Zum Ausprobieren:
An welchen Körperstellen musste der Schwerverletzte laut dem angezeigten Text mehrmals operiert werden?

Angezeigter Text:
----------------
Der Schwerverletzte wurde nach Innsbruck in die Universitätsklinik geflogen und musste mehrmals an der Hüfte sowie am Jochbein operiert werden, da er sich beim Absturz mehrere Brüche zugezogen hatte. Inzwischen geht es ihm wieder deutlich besser, er macht bereits die ersten Schritte und erholt sich von dem Unfall.
Oberflächenreif als wahrscheinliche Lawinenursache
Für uns war der Unfall der beiden ein Schock und überschattete das Treffen, an dem trotz der ernsten Thematik eine heitere, ausgelassene Atmosphäre geherrscht hatte. Alle Sorge galt den beiden Verunfallten.
----------------
Datensatzauszüge:
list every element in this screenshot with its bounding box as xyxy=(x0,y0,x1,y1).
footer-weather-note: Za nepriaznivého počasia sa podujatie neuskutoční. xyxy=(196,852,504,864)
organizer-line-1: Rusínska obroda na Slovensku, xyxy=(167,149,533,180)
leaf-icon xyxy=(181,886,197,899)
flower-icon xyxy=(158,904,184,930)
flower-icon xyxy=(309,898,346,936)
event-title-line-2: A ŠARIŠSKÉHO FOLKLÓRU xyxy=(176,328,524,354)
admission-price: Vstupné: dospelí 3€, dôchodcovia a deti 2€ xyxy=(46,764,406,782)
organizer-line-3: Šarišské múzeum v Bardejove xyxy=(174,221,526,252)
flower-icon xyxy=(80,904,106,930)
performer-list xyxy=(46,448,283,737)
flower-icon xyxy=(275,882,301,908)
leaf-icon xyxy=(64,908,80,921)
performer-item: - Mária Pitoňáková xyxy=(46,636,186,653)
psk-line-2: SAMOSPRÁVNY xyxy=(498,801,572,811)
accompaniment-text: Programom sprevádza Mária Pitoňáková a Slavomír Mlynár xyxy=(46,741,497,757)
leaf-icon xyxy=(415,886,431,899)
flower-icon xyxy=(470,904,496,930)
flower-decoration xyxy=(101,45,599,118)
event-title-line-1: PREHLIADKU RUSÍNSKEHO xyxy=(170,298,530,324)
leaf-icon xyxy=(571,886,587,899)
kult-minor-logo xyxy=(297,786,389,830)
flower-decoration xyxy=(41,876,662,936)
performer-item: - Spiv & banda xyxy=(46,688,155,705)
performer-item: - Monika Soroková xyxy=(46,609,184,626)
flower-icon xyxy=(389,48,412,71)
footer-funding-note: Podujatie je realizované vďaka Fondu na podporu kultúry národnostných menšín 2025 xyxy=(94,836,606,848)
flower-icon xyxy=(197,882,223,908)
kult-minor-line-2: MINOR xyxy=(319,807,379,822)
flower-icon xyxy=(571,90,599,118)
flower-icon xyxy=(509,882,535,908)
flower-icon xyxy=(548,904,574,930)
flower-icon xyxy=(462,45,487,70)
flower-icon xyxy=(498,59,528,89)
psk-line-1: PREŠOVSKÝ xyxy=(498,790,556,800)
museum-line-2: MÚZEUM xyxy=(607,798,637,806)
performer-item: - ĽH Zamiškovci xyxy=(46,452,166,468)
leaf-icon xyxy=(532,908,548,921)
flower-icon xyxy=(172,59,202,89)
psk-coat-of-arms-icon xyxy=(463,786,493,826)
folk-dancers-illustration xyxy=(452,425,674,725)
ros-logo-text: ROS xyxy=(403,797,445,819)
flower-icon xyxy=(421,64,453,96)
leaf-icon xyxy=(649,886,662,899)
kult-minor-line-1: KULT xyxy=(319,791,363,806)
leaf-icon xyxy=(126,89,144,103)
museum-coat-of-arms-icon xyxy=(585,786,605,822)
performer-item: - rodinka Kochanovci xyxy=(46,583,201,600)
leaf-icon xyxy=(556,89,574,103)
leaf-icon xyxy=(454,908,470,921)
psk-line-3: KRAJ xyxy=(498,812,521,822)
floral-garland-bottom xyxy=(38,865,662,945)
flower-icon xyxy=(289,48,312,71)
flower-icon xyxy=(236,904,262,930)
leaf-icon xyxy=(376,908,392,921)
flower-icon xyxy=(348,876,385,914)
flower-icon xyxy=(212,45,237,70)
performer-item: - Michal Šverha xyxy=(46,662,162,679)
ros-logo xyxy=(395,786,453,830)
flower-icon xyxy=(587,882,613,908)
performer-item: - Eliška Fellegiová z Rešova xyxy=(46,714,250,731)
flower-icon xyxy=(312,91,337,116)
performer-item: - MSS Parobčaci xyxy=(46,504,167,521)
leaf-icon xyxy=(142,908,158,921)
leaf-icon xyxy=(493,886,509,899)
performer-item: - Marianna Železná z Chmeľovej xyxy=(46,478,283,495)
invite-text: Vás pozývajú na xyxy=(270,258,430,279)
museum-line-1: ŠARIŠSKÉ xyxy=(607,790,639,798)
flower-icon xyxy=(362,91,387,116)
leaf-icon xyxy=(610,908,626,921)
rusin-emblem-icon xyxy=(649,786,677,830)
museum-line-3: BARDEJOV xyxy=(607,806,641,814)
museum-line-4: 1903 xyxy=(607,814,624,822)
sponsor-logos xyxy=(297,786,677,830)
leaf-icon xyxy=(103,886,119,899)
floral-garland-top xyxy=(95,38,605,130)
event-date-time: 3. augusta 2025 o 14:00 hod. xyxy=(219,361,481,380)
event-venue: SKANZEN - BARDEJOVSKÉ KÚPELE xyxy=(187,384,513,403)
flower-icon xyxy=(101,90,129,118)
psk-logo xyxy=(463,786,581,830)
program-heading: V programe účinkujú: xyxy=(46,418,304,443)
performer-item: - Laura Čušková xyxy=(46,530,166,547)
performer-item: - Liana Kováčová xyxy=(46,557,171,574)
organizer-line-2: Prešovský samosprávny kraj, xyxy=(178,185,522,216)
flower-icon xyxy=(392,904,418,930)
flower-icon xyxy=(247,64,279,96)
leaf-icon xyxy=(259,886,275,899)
----------------
Antwort:
An der Hüfte und am Jochbein.